Source records:
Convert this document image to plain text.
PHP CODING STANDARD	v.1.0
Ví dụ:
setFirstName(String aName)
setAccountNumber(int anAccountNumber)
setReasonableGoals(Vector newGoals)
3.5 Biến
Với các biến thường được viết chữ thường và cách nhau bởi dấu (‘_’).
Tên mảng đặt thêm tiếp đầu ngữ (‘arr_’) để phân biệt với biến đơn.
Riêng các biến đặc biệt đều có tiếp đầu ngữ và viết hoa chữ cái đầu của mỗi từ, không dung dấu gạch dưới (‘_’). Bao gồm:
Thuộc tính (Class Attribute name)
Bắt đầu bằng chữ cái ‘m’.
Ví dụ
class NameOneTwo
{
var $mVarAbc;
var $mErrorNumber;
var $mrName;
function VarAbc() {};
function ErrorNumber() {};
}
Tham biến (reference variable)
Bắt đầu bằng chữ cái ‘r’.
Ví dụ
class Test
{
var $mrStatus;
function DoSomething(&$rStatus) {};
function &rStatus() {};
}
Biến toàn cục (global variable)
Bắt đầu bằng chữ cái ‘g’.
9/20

* * *

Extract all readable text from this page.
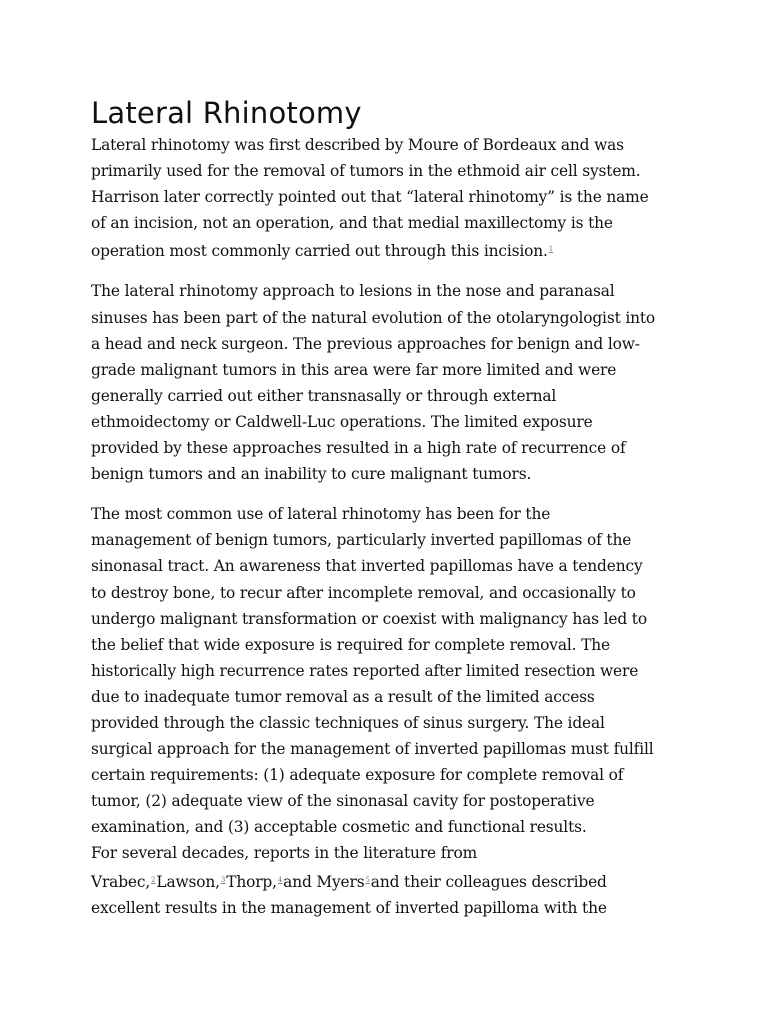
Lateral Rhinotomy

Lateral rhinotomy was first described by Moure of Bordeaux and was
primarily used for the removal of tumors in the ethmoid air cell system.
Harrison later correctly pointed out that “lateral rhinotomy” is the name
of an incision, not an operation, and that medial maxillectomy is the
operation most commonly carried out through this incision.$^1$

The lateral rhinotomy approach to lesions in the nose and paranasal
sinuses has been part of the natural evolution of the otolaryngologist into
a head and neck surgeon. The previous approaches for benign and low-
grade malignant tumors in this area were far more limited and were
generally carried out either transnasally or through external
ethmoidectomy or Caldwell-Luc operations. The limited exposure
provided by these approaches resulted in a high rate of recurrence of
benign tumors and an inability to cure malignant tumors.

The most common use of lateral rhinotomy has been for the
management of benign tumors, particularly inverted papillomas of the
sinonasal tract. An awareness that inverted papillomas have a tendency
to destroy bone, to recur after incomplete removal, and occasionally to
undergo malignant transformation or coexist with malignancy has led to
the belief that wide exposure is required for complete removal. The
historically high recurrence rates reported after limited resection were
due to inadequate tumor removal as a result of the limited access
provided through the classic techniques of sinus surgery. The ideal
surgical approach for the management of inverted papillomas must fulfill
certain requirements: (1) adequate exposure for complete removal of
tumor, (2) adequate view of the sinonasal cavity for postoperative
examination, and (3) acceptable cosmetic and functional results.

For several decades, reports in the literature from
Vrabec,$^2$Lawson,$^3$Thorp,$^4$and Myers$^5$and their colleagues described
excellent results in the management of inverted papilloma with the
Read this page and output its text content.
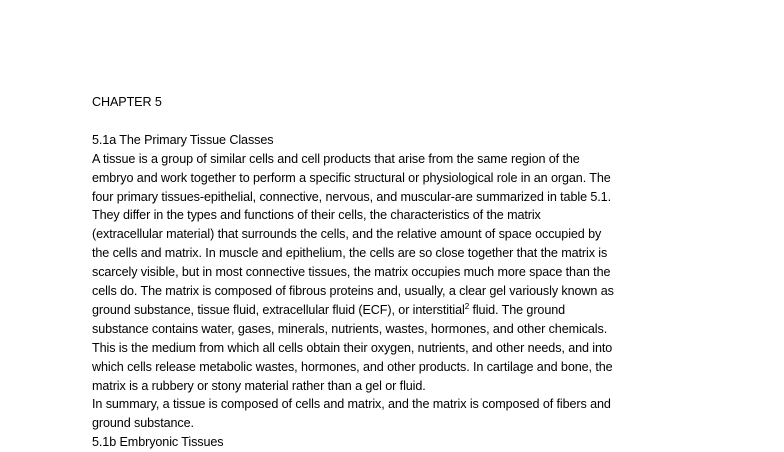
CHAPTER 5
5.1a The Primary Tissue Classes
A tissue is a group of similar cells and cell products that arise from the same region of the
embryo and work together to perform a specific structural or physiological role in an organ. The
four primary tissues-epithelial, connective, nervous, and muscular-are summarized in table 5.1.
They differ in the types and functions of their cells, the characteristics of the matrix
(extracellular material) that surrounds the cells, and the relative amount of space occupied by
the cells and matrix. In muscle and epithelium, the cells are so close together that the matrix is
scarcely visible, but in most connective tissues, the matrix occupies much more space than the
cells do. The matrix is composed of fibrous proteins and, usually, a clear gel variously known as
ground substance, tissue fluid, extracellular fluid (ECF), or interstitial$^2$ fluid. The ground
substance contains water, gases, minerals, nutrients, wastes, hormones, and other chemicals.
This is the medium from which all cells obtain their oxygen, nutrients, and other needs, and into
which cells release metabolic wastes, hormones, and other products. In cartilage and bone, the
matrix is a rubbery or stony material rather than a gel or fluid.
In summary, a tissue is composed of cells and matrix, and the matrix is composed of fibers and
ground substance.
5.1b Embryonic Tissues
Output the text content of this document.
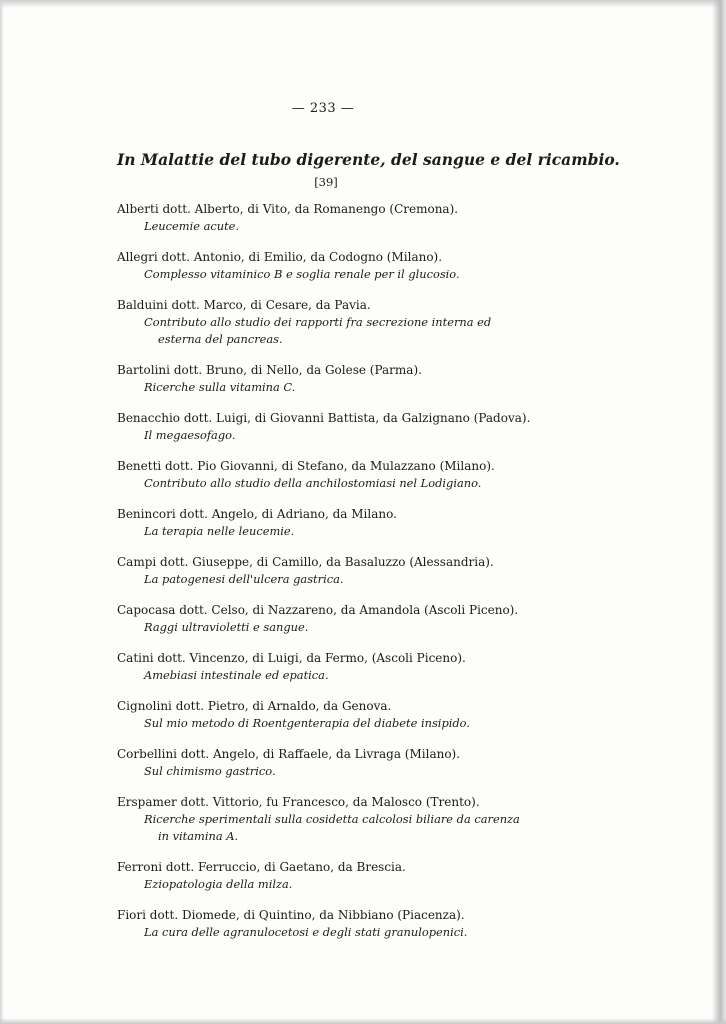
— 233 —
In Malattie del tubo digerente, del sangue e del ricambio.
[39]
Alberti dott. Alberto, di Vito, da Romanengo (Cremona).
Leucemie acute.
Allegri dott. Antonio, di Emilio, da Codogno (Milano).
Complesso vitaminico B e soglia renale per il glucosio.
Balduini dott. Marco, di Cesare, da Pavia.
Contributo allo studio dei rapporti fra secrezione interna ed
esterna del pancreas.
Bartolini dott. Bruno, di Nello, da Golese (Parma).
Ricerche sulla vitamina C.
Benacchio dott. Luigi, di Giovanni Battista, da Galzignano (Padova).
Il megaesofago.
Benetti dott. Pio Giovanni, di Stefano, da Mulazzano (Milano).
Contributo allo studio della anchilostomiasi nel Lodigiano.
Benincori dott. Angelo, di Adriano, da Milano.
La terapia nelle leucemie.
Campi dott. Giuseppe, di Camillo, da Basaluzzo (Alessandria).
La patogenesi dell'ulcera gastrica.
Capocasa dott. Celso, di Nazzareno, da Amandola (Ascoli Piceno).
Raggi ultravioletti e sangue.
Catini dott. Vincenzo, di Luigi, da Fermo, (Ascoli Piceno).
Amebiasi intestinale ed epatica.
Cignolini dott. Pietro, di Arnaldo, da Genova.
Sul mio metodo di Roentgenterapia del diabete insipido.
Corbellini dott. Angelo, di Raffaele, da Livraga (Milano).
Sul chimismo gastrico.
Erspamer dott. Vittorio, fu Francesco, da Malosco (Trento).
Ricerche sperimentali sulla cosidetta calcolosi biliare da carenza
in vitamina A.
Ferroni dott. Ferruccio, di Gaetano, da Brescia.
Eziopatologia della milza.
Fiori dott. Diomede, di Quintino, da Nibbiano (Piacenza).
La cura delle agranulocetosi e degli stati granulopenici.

Brief:
Identify the lines above that contain the word "recurrence", then copy them.

Reply to the exercise:
provided by these approaches resulted in a high rate of recurrence of
historically high recurrence rates reported after limited resection were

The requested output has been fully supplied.